⟨
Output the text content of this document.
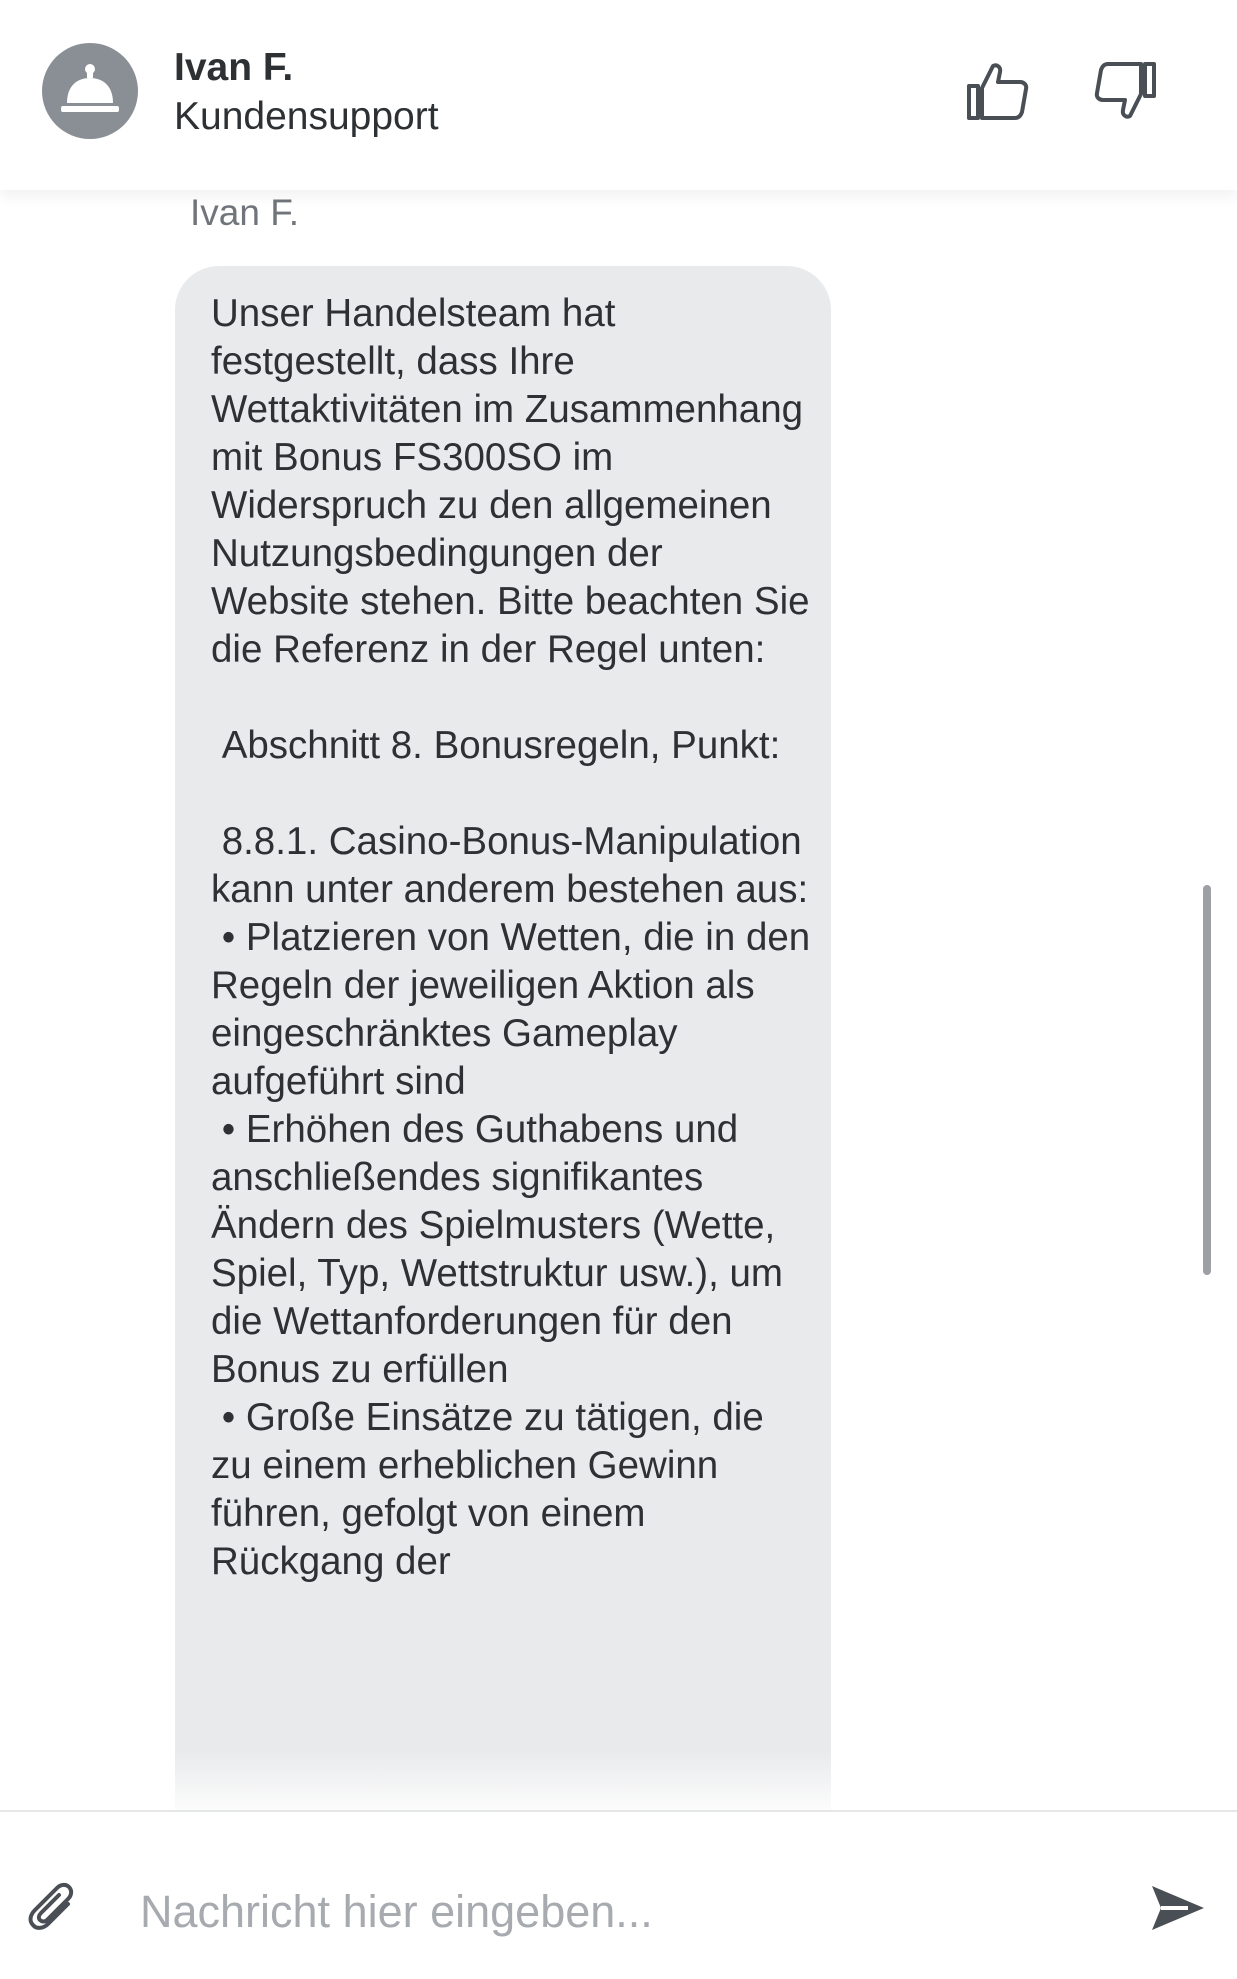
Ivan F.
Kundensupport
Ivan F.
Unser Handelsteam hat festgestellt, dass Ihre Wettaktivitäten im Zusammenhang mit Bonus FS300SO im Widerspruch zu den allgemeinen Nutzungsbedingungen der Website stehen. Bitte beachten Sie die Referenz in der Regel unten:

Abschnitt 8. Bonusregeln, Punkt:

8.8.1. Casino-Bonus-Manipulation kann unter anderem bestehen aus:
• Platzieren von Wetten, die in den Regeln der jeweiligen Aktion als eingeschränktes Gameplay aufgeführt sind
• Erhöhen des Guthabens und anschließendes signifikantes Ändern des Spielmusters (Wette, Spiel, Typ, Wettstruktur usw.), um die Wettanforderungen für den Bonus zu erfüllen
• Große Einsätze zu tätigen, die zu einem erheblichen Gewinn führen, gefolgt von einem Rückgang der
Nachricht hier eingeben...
⟩
DIRECTIONS FOR THIS TASK -> Give the data above again in full and unchanged, skipping the pictures.

EXERCISE SOLUTION ->
Output the text content of this document.
Ivan F.
Kundensupport
Ivan F.
Unser Handelsteam hat festgestellt, dass Ihre Wettaktivitäten im Zusammenhang mit Bonus FS300SO im Widerspruch zu den allgemeinen Nutzungsbedingungen der Website stehen. Bitte beachten Sie die Referenz in der Regel unten:

Abschnitt 8. Bonusregeln, Punkt:

8.8.1. Casino-Bonus-Manipulation kann unter anderem bestehen aus:
• Platzieren von Wetten, die in den Regeln der jeweiligen Aktion als eingeschränktes Gameplay aufgeführt sind
• Erhöhen des Guthabens und anschließendes signifikantes Ändern des Spielmusters (Wette, Spiel, Typ, Wettstruktur usw.), um die Wettanforderungen für den Bonus zu erfüllen
• Große Einsätze zu tätigen, die zu einem erheblichen Gewinn führen, gefolgt von einem Rückgang der
Nachricht hier eingeben...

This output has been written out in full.